*Your goal*: Give back the full listing verbatim, apart from its images.

*Extracted information*:
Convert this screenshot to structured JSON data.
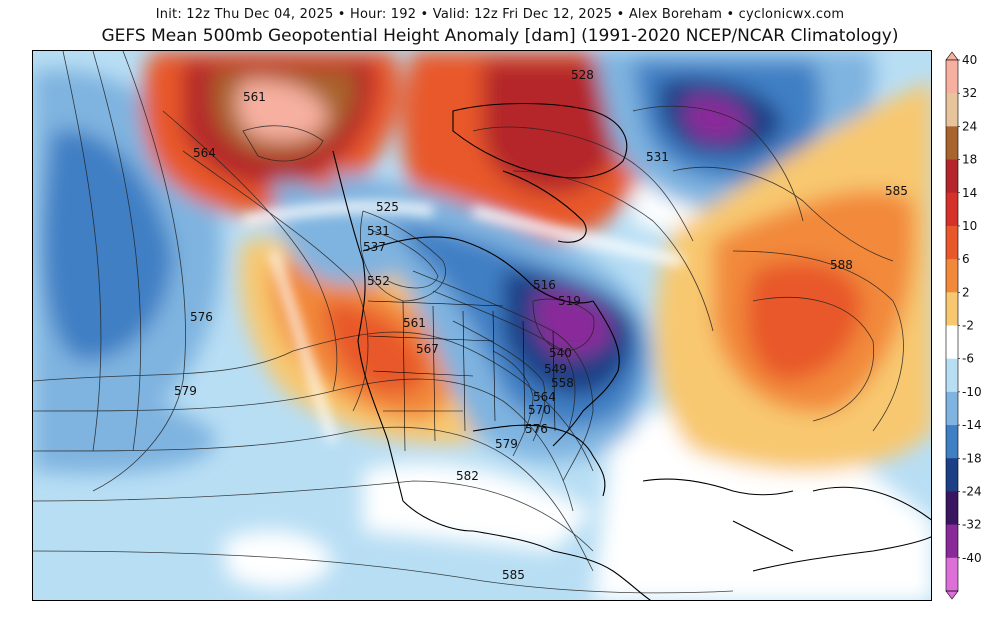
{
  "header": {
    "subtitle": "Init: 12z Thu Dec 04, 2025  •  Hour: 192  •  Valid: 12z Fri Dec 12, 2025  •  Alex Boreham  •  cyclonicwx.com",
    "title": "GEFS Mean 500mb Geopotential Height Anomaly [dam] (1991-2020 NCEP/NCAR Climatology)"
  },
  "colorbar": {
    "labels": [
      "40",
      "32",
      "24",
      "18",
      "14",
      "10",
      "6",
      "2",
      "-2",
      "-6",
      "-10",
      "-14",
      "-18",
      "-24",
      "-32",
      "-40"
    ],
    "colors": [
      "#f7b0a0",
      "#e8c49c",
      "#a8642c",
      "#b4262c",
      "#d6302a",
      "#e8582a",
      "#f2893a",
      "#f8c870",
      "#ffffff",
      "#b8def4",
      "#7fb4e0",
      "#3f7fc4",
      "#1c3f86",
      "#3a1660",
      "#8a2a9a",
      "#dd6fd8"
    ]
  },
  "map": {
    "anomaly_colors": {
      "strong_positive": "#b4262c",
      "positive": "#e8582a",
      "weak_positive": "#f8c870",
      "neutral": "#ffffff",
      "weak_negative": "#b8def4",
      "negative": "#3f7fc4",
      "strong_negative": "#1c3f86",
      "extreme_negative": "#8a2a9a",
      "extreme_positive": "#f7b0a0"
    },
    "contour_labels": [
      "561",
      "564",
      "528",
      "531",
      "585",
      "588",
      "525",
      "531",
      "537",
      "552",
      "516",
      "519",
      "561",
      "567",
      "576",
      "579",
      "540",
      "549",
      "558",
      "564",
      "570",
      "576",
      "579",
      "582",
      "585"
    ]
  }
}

*Task solution*:
Convert this screenshot to structured JSON data.
{
  "header": {
    "subtitle": "Init: 12z Thu Dec 04, 2025  •  Hour: 192  •  Valid: 12z Fri Dec 12, 2025  •  Alex Boreham  •  cyclonicwx.com",
    "title": "GEFS Mean 500mb Geopotential Height Anomaly [dam] (1991-2020 NCEP/NCAR Climatology)"
  },
  "colorbar": {
    "labels": [
      "40",
      "32",
      "24",
      "18",
      "14",
      "10",
      "6",
      "2",
      "-2",
      "-6",
      "-10",
      "-14",
      "-18",
      "-24",
      "-32",
      "-40"
    ],
    "colors": [
      "#f7b0a0",
      "#e8c49c",
      "#a8642c",
      "#b4262c",
      "#d6302a",
      "#e8582a",
      "#f2893a",
      "#f8c870",
      "#ffffff",
      "#b8def4",
      "#7fb4e0",
      "#3f7fc4",
      "#1c3f86",
      "#3a1660",
      "#8a2a9a",
      "#dd6fd8"
    ]
  },
  "map": {
    "anomaly_colors": {
      "strong_positive": "#b4262c",
      "positive": "#e8582a",
      "weak_positive": "#f8c870",
      "neutral": "#ffffff",
      "weak_negative": "#b8def4",
      "negative": "#3f7fc4",
      "strong_negative": "#1c3f86",
      "extreme_negative": "#8a2a9a",
      "extreme_positive": "#f7b0a0"
    },
    "contour_labels": [
      "561",
      "564",
      "528",
      "531",
      "585",
      "588",
      "525",
      "531",
      "537",
      "552",
      "516",
      "519",
      "561",
      "567",
      "576",
      "579",
      "540",
      "549",
      "558",
      "564",
      "570",
      "576",
      "579",
      "582",
      "585"
    ]
  }
}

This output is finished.